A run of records
[start]
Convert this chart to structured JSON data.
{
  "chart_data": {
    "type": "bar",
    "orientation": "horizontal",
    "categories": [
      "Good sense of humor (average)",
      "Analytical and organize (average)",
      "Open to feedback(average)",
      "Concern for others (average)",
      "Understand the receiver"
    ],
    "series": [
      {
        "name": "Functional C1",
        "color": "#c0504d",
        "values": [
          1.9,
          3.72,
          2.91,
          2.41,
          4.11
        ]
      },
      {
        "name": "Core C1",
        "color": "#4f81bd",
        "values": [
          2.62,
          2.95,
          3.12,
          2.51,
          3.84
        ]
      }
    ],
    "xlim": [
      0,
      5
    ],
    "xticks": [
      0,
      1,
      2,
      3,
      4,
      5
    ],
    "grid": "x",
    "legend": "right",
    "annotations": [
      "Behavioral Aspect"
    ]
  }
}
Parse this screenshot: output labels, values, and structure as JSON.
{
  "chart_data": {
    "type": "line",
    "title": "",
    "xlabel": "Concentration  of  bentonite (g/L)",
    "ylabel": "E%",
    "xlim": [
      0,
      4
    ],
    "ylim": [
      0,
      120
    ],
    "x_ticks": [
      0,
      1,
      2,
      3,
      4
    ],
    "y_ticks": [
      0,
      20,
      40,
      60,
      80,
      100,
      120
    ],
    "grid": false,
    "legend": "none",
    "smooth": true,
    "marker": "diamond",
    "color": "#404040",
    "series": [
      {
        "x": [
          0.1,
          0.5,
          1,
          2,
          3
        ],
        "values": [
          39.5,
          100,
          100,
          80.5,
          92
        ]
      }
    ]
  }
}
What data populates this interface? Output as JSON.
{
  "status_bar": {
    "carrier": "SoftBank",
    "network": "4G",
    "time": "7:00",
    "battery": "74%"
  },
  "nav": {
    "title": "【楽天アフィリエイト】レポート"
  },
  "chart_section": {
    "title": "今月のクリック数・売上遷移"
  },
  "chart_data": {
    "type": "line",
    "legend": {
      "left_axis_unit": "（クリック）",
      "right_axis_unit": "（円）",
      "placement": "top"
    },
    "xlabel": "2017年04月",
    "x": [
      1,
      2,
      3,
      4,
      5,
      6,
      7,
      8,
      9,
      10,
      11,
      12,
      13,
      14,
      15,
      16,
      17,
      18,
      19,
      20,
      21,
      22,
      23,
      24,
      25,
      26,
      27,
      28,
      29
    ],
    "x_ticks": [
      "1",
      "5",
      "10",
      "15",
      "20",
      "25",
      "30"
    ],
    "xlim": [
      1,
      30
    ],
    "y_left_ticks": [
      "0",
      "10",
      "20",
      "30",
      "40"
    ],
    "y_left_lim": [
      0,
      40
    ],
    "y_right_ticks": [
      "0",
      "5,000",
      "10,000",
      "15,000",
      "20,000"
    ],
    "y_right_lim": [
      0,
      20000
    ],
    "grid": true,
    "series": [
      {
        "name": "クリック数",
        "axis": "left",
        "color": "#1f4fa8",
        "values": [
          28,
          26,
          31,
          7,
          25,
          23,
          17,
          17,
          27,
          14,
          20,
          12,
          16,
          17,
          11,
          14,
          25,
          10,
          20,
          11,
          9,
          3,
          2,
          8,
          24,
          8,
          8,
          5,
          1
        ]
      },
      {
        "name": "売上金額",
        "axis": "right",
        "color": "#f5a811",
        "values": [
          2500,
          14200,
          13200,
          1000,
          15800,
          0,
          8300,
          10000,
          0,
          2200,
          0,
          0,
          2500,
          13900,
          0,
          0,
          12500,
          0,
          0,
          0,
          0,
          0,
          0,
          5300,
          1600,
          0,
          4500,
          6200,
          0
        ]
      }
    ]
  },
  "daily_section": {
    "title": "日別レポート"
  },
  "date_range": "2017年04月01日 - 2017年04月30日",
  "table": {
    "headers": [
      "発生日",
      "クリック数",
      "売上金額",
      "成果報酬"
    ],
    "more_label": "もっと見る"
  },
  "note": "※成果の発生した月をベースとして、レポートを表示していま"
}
[end]
### Your instructions:
Repeat each record exactly. Omit nothing.

### Task output:
Convert this chart to structured JSON data.
{
  "chart_data": {
    "type": "bar",
    "orientation": "horizontal",
    "categories": [
      "Good sense of humor (average)",
      "Analytical and organize (average)",
      "Open to feedback(average)",
      "Concern for others (average)",
      "Understand the receiver"
    ],
    "series": [
      {
        "name": "Functional C1",
        "color": "#c0504d",
        "values": [
          1.9,
          3.72,
          2.91,
          2.41,
          4.11
        ]
      },
      {
        "name": "Core C1",
        "color": "#4f81bd",
        "values": [
          2.62,
          2.95,
          3.12,
          2.51,
          3.84
        ]
      }
    ],
    "xlim": [
      0,
      5
    ],
    "xticks": [
      0,
      1,
      2,
      3,
      4,
      5
    ],
    "grid": "x",
    "legend": "right",
    "annotations": [
      "Behavioral Aspect"
    ]
  }
}
Parse this screenshot: output labels, values, and structure as JSON.
{
  "chart_data": {
    "type": "line",
    "title": "",
    "xlabel": "Concentration  of  bentonite (g/L)",
    "ylabel": "E%",
    "xlim": [
      0,
      4
    ],
    "ylim": [
      0,
      120
    ],
    "x_ticks": [
      0,
      1,
      2,
      3,
      4
    ],
    "y_ticks": [
      0,
      20,
      40,
      60,
      80,
      100,
      120
    ],
    "grid": false,
    "legend": "none",
    "smooth": true,
    "marker": "diamond",
    "color": "#404040",
    "series": [
      {
        "x": [
          0.1,
          0.5,
          1,
          2,
          3
        ],
        "values": [
          39.5,
          100,
          100,
          80.5,
          92
        ]
      }
    ]
  }
}
What data populates this interface? Output as JSON.
{
  "status_bar": {
    "carrier": "SoftBank",
    "network": "4G",
    "time": "7:00",
    "battery": "74%"
  },
  "nav": {
    "title": "【楽天アフィリエイト】レポート"
  },
  "chart_section": {
    "title": "今月のクリック数・売上遷移"
  },
  "chart_data": {
    "type": "line",
    "legend": {
      "left_axis_unit": "（クリック）",
      "right_axis_unit": "（円）",
      "placement": "top"
    },
    "xlabel": "2017年04月",
    "x": [
      1,
      2,
      3,
      4,
      5,
      6,
      7,
      8,
      9,
      10,
      11,
      12,
      13,
      14,
      15,
      16,
      17,
      18,
      19,
      20,
      21,
      22,
      23,
      24,
      25,
      26,
      27,
      28,
      29
    ],
    "x_ticks": [
      "1",
      "5",
      "10",
      "15",
      "20",
      "25",
      "30"
    ],
    "xlim": [
      1,
      30
    ],
    "y_left_ticks": [
      "0",
      "10",
      "20",
      "30",
      "40"
    ],
    "y_left_lim": [
      0,
      40
    ],
    "y_right_ticks": [
      "0",
      "5,000",
      "10,000",
      "15,000",
      "20,000"
    ],
    "y_right_lim": [
      0,
      20000
    ],
    "grid": true,
    "series": [
      {
        "name": "クリック数",
        "axis": "left",
        "color": "#1f4fa8",
        "values": [
          28,
          26,
          31,
          7,
          25,
          23,
          17,
          17,
          27,
          14,
          20,
          12,
          16,
          17,
          11,
          14,
          25,
          10,
          20,
          11,
          9,
          3,
          2,
          8,
          24,
          8,
          8,
          5,
          1
        ]
      },
      {
        "name": "売上金額",
        "axis": "right",
        "color": "#f5a811",
        "values": [
          2500,
          14200,
          13200,
          1000,
          15800,
          0,
          8300,
          10000,
          0,
          2200,
          0,
          0,
          2500,
          13900,
          0,
          0,
          12500,
          0,
          0,
          0,
          0,
          0,
          0,
          5300,
          1600,
          0,
          4500,
          6200,
          0
        ]
      }
    ]
  },
  "daily_section": {
    "title": "日別レポート"
  },
  "date_range": "2017年04月01日 - 2017年04月30日",
  "table": {
    "headers": [
      "発生日",
      "クリック数",
      "売上金額",
      "成果報酬"
    ],
    "more_label": "もっと見る"
  },
  "note": "※成果の発生した月をベースとして、レポートを表示していま"
}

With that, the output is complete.